───── DATA ROWS
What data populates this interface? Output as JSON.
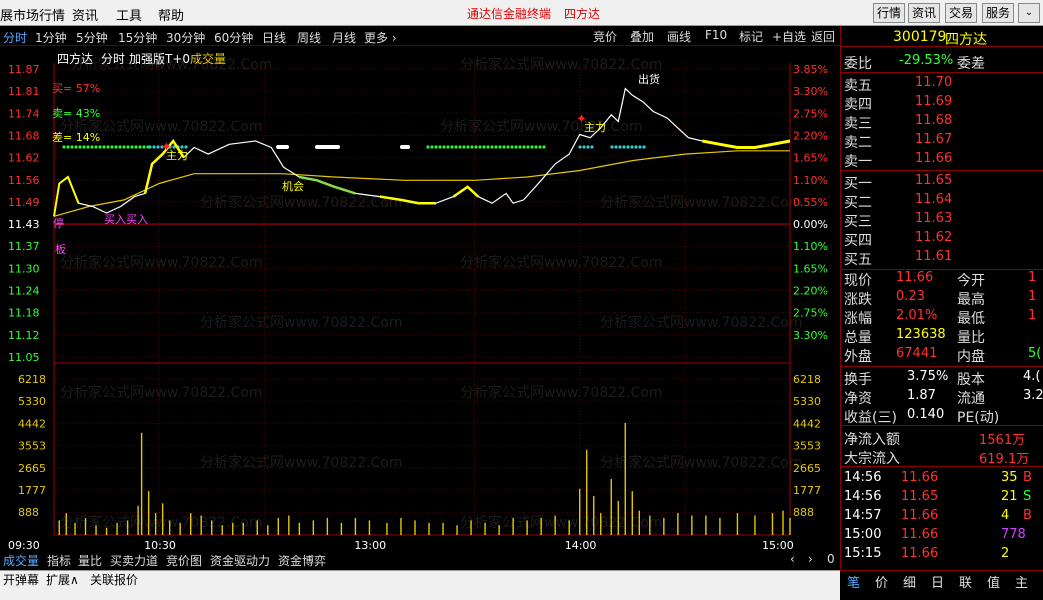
{
  "menubar": {
    "items": [
      "展市场行情",
      "资讯",
      "工具",
      "帮助"
    ],
    "promo": [
      "通达信金融终端",
      "四方达"
    ],
    "right_buttons": [
      "行情",
      "资讯",
      "交易",
      "服务"
    ]
  },
  "period_tabs": [
    "分时",
    "1分钟",
    "5分钟",
    "15分钟",
    "30分钟",
    "60分钟",
    "日线",
    "周线",
    "月线",
    "更多 ›"
  ],
  "tool_buttons": [
    "竞价",
    "叠加",
    "画线",
    "F10",
    "标记",
    "+自选",
    "返回"
  ],
  "chart": {
    "header": {
      "name": "四方达",
      "mode": "分时",
      "indicator": "加强版T+0",
      "series_label": "成交量"
    },
    "buy_ratio": "买= 57%",
    "sell_ratio": "卖= 43%",
    "diff_ratio": "差= 14%",
    "watermark": "分析家公式网www.70822.Com",
    "signals": {
      "stop": "停",
      "board": "板",
      "buybuy": "买入买入",
      "main_force": "主力",
      "main_force2": "主力",
      "chance": "机会",
      "ship": "出货"
    }
  },
  "chart_data": {
    "type": "line",
    "x_ticks": [
      "09:30",
      "10:30",
      "13:00",
      "14:00",
      "15:00"
    ],
    "price_ticks": [
      "11.87",
      "11.81",
      "11.74",
      "11.68",
      "11.62",
      "11.56",
      "11.49",
      "11.43",
      "11.37",
      "11.30",
      "11.24",
      "11.18",
      "11.12",
      "11.05"
    ],
    "pct_ticks": [
      "3.85%",
      "3.30%",
      "2.75%",
      "2.20%",
      "1.65%",
      "1.10%",
      "0.55%",
      "0.00%",
      "1.10%",
      "1.65%",
      "2.20%",
      "2.75%",
      "3.30%"
    ],
    "pct_visible_order": [
      "3.85%",
      "3.30%",
      "2.75%",
      "2.20%",
      "1.65%",
      "1.10%",
      "0.55%",
      "0.00%",
      "1.10%",
      "1.65%",
      "2.20%",
      "2.75%",
      "3.30%"
    ],
    "volume_ticks": [
      "6218",
      "5330",
      "4442",
      "3553",
      "2665",
      "1777",
      "888"
    ],
    "prev_close": 11.43,
    "y_range": [
      11.0,
      11.88
    ],
    "volume_range": [
      0,
      6900
    ],
    "price_series": [
      [
        0,
        11.43
      ],
      [
        3,
        11.53
      ],
      [
        8,
        11.55
      ],
      [
        14,
        11.47
      ],
      [
        22,
        11.46
      ],
      [
        30,
        11.44
      ],
      [
        38,
        11.46
      ],
      [
        46,
        11.49
      ],
      [
        52,
        11.5
      ],
      [
        56,
        11.59
      ],
      [
        62,
        11.62
      ],
      [
        68,
        11.66
      ],
      [
        74,
        11.61
      ],
      [
        80,
        11.64
      ],
      [
        88,
        11.62
      ],
      [
        100,
        11.65
      ],
      [
        115,
        11.66
      ],
      [
        124,
        11.64
      ],
      [
        131,
        11.58
      ],
      [
        140,
        11.55
      ],
      [
        150,
        11.54
      ],
      [
        160,
        11.52
      ],
      [
        172,
        11.5
      ],
      [
        186,
        11.49
      ],
      [
        198,
        11.48
      ],
      [
        208,
        11.47
      ],
      [
        218,
        11.47
      ],
      [
        228,
        11.49
      ],
      [
        236,
        11.52
      ],
      [
        242,
        11.49
      ],
      [
        250,
        11.47
      ],
      [
        258,
        11.5
      ],
      [
        262,
        11.47
      ],
      [
        268,
        11.48
      ],
      [
        278,
        11.54
      ],
      [
        286,
        11.59
      ],
      [
        294,
        11.62
      ],
      [
        300,
        11.68
      ],
      [
        306,
        11.67
      ],
      [
        312,
        11.7
      ],
      [
        318,
        11.74
      ],
      [
        322,
        11.72
      ],
      [
        326,
        11.82
      ],
      [
        330,
        11.8
      ],
      [
        336,
        11.78
      ],
      [
        342,
        11.75
      ],
      [
        350,
        11.73
      ],
      [
        356,
        11.7
      ],
      [
        362,
        11.67
      ],
      [
        370,
        11.66
      ],
      [
        380,
        11.65
      ],
      [
        390,
        11.64
      ],
      [
        400,
        11.64
      ],
      [
        410,
        11.65
      ],
      [
        420,
        11.66
      ]
    ],
    "avg_series": [
      [
        0,
        11.43
      ],
      [
        20,
        11.46
      ],
      [
        40,
        11.48
      ],
      [
        60,
        11.53
      ],
      [
        80,
        11.56
      ],
      [
        100,
        11.56
      ],
      [
        130,
        11.56
      ],
      [
        160,
        11.55
      ],
      [
        200,
        11.54
      ],
      [
        240,
        11.54
      ],
      [
        270,
        11.55
      ],
      [
        300,
        11.57
      ],
      [
        330,
        11.6
      ],
      [
        360,
        11.62
      ],
      [
        390,
        11.63
      ],
      [
        420,
        11.63
      ]
    ],
    "volume_series": [
      [
        3,
        600
      ],
      [
        7,
        900
      ],
      [
        12,
        500
      ],
      [
        18,
        700
      ],
      [
        24,
        400
      ],
      [
        30,
        300
      ],
      [
        36,
        500
      ],
      [
        42,
        600
      ],
      [
        48,
        1200
      ],
      [
        50,
        4200
      ],
      [
        54,
        1800
      ],
      [
        58,
        900
      ],
      [
        62,
        1300
      ],
      [
        66,
        600
      ],
      [
        72,
        500
      ],
      [
        78,
        900
      ],
      [
        84,
        800
      ],
      [
        90,
        600
      ],
      [
        96,
        400
      ],
      [
        102,
        500
      ],
      [
        108,
        500
      ],
      [
        116,
        600
      ],
      [
        122,
        400
      ],
      [
        128,
        700
      ],
      [
        134,
        800
      ],
      [
        140,
        500
      ],
      [
        148,
        600
      ],
      [
        156,
        700
      ],
      [
        164,
        500
      ],
      [
        172,
        700
      ],
      [
        180,
        600
      ],
      [
        190,
        500
      ],
      [
        198,
        700
      ],
      [
        206,
        600
      ],
      [
        214,
        500
      ],
      [
        222,
        500
      ],
      [
        230,
        400
      ],
      [
        238,
        600
      ],
      [
        246,
        500
      ],
      [
        254,
        400
      ],
      [
        262,
        700
      ],
      [
        270,
        600
      ],
      [
        278,
        700
      ],
      [
        286,
        800
      ],
      [
        294,
        600
      ],
      [
        300,
        1900
      ],
      [
        304,
        3500
      ],
      [
        308,
        1600
      ],
      [
        312,
        900
      ],
      [
        318,
        2300
      ],
      [
        322,
        1400
      ],
      [
        326,
        4600
      ],
      [
        330,
        1800
      ],
      [
        334,
        1000
      ],
      [
        340,
        800
      ],
      [
        348,
        700
      ],
      [
        356,
        900
      ],
      [
        364,
        800
      ],
      [
        372,
        800
      ],
      [
        380,
        700
      ],
      [
        390,
        900
      ],
      [
        400,
        800
      ],
      [
        410,
        900
      ],
      [
        416,
        1000
      ],
      [
        420,
        700
      ]
    ]
  },
  "quote_panel": {
    "code": "300179",
    "name": "四方达",
    "weibi_label": "委比",
    "weibi_value": "-29.53%",
    "weicha_label": "委差",
    "sell_levels": [
      {
        "label": "卖五",
        "price": "11.70"
      },
      {
        "label": "卖四",
        "price": "11.69"
      },
      {
        "label": "卖三",
        "price": "11.68"
      },
      {
        "label": "卖二",
        "price": "11.67"
      },
      {
        "label": "卖一",
        "price": "11.66"
      }
    ],
    "buy_levels": [
      {
        "label": "买一",
        "price": "11.65"
      },
      {
        "label": "买二",
        "price": "11.64"
      },
      {
        "label": "买三",
        "price": "11.63"
      },
      {
        "label": "买四",
        "price": "11.62"
      },
      {
        "label": "买五",
        "price": "11.61"
      }
    ],
    "stats": [
      {
        "l1": "现价",
        "v1": "11.66",
        "l2": "今开",
        "v2": "1"
      },
      {
        "l1": "涨跌",
        "v1": "0.23",
        "l2": "最高",
        "v2": "1"
      },
      {
        "l1": "涨幅",
        "v1": "2.01%",
        "l2": "最低",
        "v2": "1"
      },
      {
        "l1": "总量",
        "v1": "123638",
        "l2": "量比",
        "v2": ""
      },
      {
        "l1": "外盘",
        "v1": "67441",
        "l2": "内盘",
        "v2": "5("
      }
    ],
    "stats2": [
      {
        "l1": "换手",
        "v1": "3.75%",
        "l2": "股本",
        "v2": "4.("
      },
      {
        "l1": "净资",
        "v1": "1.87",
        "l2": "流通",
        "v2": "3.2"
      },
      {
        "l1": "收益(三)",
        "v1": "0.140",
        "l2": "PE(动)",
        "v2": ""
      }
    ],
    "flows": [
      {
        "label": "净流入额",
        "value": "1561万"
      },
      {
        "label": "大宗流入",
        "value": "619.1万"
      }
    ],
    "ticks": [
      {
        "time": "14:56",
        "price": "11.66",
        "vol": "35",
        "side": "B"
      },
      {
        "time": "14:56",
        "price": "11.65",
        "vol": "21",
        "side": "S"
      },
      {
        "time": "14:57",
        "price": "11.66",
        "vol": "4",
        "side": "B"
      },
      {
        "time": "15:00",
        "price": "11.66",
        "vol": "778",
        "side": ""
      },
      {
        "time": "15:15",
        "price": "11.66",
        "vol": "2",
        "side": ""
      }
    ]
  },
  "bottom_tabs": [
    "成交量",
    "指标",
    "量比",
    "买卖力道",
    "竞价图",
    "资金驱动力",
    "资金博弈"
  ],
  "bottom_right": {
    "left": "‹",
    "right": "›",
    "zoom": "0"
  },
  "status_items": [
    "开弹幕",
    "扩展∧",
    "关联报价"
  ],
  "right_tabs": [
    "笔",
    "价",
    "细",
    "日",
    "联",
    "值",
    "主"
  ]
}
──────────
[TASK TO CARRY OUT] Gather up every line from the listing above in which the word "time" occurs.

[EXERCISE SOLUTION]
        "time": "14:56",
        "time": "14:56",
        "time": "14:57",
        "time": "15:00",
        "time": "15:15",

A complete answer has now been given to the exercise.